> Prompt:
Filter the entries below, keeping only lines with the word "после".

> Data records:

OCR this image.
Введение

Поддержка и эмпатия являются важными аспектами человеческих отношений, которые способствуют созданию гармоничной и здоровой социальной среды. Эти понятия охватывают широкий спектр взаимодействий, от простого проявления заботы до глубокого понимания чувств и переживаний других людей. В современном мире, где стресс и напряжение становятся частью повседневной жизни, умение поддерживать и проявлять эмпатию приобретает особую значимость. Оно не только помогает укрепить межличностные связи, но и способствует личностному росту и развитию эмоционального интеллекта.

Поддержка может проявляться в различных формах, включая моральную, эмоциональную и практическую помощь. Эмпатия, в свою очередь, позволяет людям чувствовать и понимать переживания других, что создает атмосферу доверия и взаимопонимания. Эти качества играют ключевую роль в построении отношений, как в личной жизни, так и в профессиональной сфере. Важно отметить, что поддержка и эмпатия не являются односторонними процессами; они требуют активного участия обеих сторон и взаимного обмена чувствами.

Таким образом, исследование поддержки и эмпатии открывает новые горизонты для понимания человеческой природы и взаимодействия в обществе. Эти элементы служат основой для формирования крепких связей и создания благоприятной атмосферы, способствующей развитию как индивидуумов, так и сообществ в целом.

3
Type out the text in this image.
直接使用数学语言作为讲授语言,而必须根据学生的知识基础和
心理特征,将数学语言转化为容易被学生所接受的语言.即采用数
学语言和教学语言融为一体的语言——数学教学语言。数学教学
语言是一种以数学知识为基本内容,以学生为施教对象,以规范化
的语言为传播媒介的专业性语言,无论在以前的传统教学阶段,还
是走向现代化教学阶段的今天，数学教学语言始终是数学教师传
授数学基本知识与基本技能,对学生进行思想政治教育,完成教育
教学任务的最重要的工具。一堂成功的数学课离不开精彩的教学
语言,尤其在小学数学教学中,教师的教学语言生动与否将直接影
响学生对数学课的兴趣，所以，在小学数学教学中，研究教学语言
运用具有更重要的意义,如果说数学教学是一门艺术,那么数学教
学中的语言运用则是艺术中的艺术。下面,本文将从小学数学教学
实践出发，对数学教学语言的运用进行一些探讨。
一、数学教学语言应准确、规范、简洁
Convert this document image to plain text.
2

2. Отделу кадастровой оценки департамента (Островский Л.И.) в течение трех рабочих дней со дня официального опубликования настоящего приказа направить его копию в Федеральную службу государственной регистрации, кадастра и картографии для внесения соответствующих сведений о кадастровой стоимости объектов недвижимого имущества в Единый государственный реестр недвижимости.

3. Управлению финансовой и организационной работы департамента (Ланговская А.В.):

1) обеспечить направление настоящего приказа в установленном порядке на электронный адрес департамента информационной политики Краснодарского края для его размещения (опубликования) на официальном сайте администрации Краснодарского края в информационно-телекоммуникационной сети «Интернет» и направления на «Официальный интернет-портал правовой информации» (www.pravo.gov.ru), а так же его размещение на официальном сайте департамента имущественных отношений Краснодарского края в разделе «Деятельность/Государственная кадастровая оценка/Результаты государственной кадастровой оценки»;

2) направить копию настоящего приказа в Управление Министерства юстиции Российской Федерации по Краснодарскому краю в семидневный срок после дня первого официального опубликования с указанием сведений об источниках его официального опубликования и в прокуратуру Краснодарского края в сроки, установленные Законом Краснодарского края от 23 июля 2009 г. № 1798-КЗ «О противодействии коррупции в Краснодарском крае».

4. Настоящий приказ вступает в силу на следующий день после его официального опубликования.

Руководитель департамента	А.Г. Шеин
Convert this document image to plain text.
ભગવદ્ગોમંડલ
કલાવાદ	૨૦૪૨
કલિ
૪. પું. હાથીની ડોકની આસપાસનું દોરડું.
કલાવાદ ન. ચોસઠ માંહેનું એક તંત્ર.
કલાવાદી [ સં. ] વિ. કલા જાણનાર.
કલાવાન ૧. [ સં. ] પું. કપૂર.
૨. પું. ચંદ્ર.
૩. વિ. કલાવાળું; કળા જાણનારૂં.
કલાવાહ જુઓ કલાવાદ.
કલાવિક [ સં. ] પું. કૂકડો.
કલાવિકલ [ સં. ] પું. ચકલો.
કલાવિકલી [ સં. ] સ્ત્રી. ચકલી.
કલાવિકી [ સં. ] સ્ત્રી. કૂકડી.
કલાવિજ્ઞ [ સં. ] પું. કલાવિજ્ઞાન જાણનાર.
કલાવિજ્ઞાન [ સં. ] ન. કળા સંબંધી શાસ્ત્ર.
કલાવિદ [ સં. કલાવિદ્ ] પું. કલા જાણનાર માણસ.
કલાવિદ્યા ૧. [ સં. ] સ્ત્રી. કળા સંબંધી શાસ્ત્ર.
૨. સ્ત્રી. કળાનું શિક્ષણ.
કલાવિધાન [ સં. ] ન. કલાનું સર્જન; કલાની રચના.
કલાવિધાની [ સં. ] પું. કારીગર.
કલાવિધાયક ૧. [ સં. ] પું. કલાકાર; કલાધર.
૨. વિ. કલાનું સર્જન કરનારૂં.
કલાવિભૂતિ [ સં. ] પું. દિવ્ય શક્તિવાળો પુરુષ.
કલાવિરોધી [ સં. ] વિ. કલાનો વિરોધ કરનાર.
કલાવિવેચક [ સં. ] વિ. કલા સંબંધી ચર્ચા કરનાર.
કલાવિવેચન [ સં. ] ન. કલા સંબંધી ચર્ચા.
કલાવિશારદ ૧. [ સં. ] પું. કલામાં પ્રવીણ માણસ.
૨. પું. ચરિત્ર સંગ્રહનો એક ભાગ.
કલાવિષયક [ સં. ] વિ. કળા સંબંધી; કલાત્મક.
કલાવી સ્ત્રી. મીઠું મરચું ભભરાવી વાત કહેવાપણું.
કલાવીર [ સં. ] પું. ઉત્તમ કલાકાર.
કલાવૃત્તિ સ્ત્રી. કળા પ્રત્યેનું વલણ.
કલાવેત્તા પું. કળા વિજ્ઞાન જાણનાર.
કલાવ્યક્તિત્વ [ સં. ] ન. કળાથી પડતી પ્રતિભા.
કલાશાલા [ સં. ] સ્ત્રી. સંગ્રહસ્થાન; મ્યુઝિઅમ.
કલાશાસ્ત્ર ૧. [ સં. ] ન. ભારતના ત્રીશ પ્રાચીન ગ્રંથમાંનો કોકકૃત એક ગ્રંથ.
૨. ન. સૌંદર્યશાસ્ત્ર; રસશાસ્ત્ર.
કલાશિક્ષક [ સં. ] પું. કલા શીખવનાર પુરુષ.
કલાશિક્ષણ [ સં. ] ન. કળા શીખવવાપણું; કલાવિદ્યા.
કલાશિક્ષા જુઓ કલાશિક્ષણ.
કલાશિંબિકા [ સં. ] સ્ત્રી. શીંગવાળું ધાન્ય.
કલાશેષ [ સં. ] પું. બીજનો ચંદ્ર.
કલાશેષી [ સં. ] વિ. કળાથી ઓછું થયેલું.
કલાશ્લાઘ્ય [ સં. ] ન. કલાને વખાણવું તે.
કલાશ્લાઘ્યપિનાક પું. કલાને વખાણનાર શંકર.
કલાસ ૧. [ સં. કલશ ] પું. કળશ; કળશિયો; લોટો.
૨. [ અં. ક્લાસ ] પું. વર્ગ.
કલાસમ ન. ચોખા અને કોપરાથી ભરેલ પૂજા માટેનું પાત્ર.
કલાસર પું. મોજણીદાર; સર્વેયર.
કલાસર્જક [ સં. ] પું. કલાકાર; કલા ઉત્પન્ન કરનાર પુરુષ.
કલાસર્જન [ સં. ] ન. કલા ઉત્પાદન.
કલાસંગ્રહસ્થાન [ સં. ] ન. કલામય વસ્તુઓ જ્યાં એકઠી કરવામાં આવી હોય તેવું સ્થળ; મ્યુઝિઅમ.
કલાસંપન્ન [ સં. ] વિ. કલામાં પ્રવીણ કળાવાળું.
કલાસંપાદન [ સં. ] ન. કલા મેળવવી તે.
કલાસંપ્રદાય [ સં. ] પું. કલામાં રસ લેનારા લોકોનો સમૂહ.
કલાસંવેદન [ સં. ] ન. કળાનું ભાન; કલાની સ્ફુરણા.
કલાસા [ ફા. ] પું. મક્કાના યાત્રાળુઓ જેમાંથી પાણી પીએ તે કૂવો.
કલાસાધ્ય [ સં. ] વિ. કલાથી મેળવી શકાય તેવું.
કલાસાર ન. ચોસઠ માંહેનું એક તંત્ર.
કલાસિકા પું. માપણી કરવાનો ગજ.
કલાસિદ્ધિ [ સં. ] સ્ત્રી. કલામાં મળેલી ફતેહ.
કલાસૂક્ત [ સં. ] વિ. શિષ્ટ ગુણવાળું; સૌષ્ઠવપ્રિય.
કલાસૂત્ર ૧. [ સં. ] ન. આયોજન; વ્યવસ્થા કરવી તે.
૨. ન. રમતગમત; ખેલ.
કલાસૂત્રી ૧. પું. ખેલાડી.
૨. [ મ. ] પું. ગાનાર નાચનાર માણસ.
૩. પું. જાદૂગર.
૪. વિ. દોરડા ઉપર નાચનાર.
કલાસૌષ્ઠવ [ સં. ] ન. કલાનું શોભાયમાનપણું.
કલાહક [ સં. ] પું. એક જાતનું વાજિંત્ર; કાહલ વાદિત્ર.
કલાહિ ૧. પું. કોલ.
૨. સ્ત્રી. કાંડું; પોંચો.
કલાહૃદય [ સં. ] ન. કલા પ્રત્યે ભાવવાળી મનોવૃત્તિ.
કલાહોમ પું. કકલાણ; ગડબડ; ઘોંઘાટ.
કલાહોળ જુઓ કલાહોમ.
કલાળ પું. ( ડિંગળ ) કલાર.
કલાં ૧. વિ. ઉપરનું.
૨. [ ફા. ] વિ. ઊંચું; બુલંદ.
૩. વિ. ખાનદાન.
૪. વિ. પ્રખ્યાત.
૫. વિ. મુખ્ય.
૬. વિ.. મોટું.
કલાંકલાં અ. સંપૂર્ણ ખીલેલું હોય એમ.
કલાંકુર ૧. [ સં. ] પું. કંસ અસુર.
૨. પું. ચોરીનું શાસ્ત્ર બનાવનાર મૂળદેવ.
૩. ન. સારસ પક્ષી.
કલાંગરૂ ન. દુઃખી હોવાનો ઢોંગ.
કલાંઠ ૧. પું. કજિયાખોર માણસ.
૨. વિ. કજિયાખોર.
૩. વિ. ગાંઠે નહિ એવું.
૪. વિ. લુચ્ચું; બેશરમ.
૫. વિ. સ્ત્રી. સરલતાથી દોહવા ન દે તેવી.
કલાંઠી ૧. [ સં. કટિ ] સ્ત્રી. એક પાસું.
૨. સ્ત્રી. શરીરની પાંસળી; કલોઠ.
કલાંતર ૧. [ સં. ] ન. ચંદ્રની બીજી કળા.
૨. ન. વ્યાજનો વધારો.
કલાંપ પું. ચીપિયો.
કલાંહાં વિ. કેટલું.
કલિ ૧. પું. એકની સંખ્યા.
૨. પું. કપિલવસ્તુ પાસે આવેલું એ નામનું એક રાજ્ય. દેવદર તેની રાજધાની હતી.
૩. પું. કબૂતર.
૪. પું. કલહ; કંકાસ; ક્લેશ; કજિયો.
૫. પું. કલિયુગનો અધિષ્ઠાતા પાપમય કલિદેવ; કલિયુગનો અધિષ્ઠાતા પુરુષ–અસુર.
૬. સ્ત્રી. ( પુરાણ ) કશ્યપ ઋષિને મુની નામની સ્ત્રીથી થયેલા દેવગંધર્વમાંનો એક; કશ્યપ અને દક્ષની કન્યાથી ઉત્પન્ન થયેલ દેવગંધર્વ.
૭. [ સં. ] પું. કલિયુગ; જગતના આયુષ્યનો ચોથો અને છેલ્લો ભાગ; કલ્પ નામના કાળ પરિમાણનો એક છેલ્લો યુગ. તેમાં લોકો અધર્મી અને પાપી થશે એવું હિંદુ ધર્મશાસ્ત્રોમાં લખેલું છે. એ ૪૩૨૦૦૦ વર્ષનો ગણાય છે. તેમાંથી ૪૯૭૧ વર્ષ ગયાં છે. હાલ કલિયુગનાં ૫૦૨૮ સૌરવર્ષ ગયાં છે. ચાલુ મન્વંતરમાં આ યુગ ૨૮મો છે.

> Solution to this problem:
2) направить копию настоящего приказа в Управление Министерства юстиции Российской Федерации по Краснодарскому краю в семидневный срок после дня первого официального опубликования с указанием сведений об источниках его официального опубликования и в прокуратуру Краснодарского края в сроки, установленные Законом Краснодарского края от 23 июля 2009 г. № 1798-КЗ «О противодействии коррупции в Краснодарском крае».
4. Настоящий приказ вступает в силу на следующий день после его официального опубликования.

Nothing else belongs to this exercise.